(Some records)
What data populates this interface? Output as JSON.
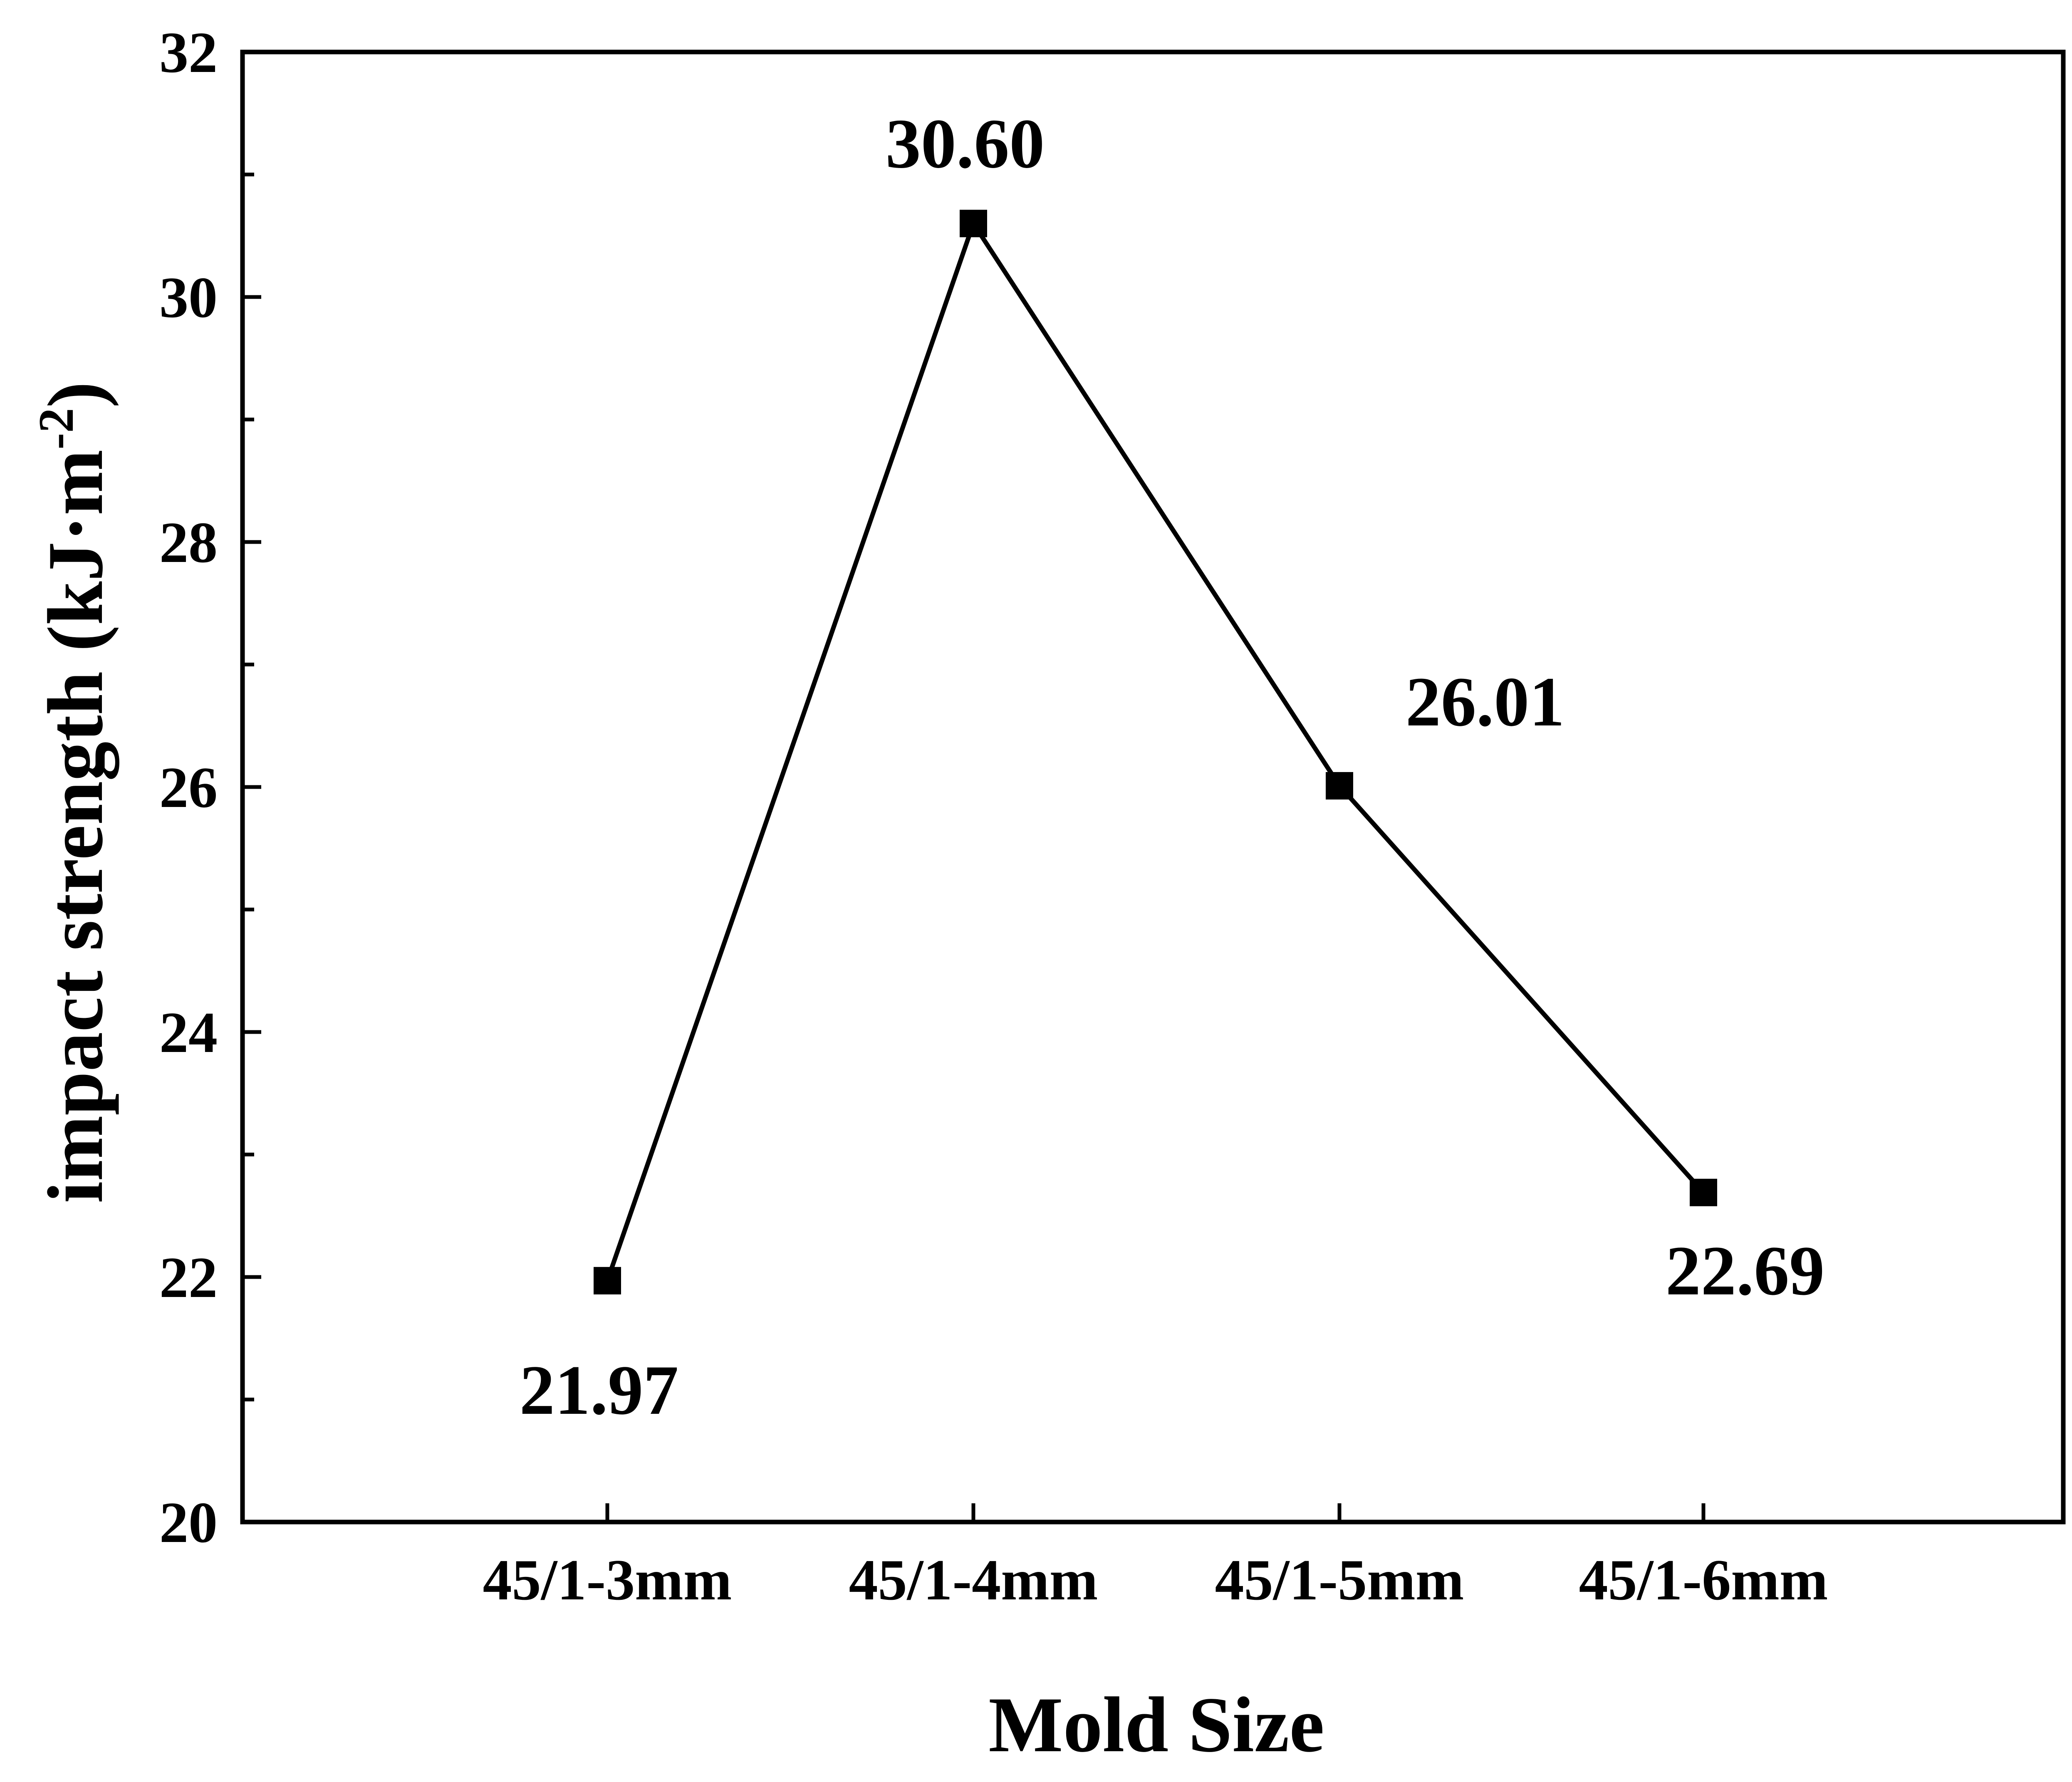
{
  "chart_data": {
    "type": "line",
    "categories": [
      "45/1-3mm",
      "45/1-4mm",
      "45/1-5mm",
      "45/1-6mm"
    ],
    "series": [
      {
        "values": [
          21.97,
          30.6,
          26.01,
          22.69
        ],
        "marker": "square",
        "color": "#000000"
      }
    ],
    "data_labels": [
      "21.97",
      "30.60",
      "26.01",
      "22.69"
    ],
    "xlabel": "Mold Size",
    "ylabel": "impact strength (kJ·m-2)",
    "ylabel_parts": {
      "main": "impact strength (kJ·m",
      "sup": "-2",
      "close": ")"
    },
    "ylim": [
      20,
      32
    ],
    "yticks": [
      20,
      22,
      24,
      26,
      28,
      30,
      32
    ],
    "grid": false,
    "legend": "none"
  }
}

_PROBLEM_: Set down every record once more, word for word, without pictures.

_ANSWER IN FULL_:
What data populates this interface? Output as JSON.
{
  "chart_data": {
    "type": "line",
    "categories": [
      "45/1-3mm",
      "45/1-4mm",
      "45/1-5mm",
      "45/1-6mm"
    ],
    "series": [
      {
        "values": [
          21.97,
          30.6,
          26.01,
          22.69
        ],
        "marker": "square",
        "color": "#000000"
      }
    ],
    "data_labels": [
      "21.97",
      "30.60",
      "26.01",
      "22.69"
    ],
    "xlabel": "Mold Size",
    "ylabel": "impact strength (kJ·m-2)",
    "ylabel_parts": {
      "main": "impact strength (kJ·m",
      "sup": "-2",
      "close": ")"
    },
    "ylim": [
      20,
      32
    ],
    "yticks": [
      20,
      22,
      24,
      26,
      28,
      30,
      32
    ],
    "grid": false,
    "legend": "none"
  }
}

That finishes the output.